━━━ Material provided

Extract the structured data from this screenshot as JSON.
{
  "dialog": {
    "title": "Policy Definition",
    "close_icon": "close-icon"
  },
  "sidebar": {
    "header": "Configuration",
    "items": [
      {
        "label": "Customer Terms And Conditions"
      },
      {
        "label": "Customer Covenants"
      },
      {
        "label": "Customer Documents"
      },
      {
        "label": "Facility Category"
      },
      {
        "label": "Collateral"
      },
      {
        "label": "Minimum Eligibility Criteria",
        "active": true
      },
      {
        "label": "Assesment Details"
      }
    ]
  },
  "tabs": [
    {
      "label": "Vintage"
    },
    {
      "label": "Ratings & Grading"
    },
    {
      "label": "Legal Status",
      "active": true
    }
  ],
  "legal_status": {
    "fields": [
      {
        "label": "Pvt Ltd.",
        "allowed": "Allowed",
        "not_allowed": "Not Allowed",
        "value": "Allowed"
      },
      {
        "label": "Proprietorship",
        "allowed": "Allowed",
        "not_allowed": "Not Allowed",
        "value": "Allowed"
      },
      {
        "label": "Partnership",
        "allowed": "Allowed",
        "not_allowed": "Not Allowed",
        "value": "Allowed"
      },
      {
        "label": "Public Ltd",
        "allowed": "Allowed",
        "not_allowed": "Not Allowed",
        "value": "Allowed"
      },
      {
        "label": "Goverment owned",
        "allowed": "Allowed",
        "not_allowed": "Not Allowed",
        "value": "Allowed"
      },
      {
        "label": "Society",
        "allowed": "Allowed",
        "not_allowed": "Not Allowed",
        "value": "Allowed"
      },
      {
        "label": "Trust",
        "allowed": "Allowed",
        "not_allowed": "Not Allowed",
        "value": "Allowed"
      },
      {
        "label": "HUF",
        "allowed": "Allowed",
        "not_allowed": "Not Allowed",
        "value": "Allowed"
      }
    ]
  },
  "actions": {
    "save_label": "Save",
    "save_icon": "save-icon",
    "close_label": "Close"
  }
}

━━━━━━

**Task:** Repeat the data in its entirety, character for character.

**Task result:**
Extract the structured data from this screenshot as JSON.
{
  "dialog": {
    "title": "Policy Definition",
    "close_icon": "close-icon"
  },
  "sidebar": {
    "header": "Configuration",
    "items": [
      {
        "label": "Customer Terms And Conditions"
      },
      {
        "label": "Customer Covenants"
      },
      {
        "label": "Customer Documents"
      },
      {
        "label": "Facility Category"
      },
      {
        "label": "Collateral"
      },
      {
        "label": "Minimum Eligibility Criteria",
        "active": true
      },
      {
        "label": "Assesment Details"
      }
    ]
  },
  "tabs": [
    {
      "label": "Vintage"
    },
    {
      "label": "Ratings & Grading"
    },
    {
      "label": "Legal Status",
      "active": true
    }
  ],
  "legal_status": {
    "fields": [
      {
        "label": "Pvt Ltd.",
        "allowed": "Allowed",
        "not_allowed": "Not Allowed",
        "value": "Allowed"
      },
      {
        "label": "Proprietorship",
        "allowed": "Allowed",
        "not_allowed": "Not Allowed",
        "value": "Allowed"
      },
      {
        "label": "Partnership",
        "allowed": "Allowed",
        "not_allowed": "Not Allowed",
        "value": "Allowed"
      },
      {
        "label": "Public Ltd",
        "allowed": "Allowed",
        "not_allowed": "Not Allowed",
        "value": "Allowed"
      },
      {
        "label": "Goverment owned",
        "allowed": "Allowed",
        "not_allowed": "Not Allowed",
        "value": "Allowed"
      },
      {
        "label": "Society",
        "allowed": "Allowed",
        "not_allowed": "Not Allowed",
        "value": "Allowed"
      },
      {
        "label": "Trust",
        "allowed": "Allowed",
        "not_allowed": "Not Allowed",
        "value": "Allowed"
      },
      {
        "label": "HUF",
        "allowed": "Allowed",
        "not_allowed": "Not Allowed",
        "value": "Allowed"
      }
    ]
  },
  "actions": {
    "save_label": "Save",
    "save_icon": "save-icon",
    "close_label": "Close"
  }
}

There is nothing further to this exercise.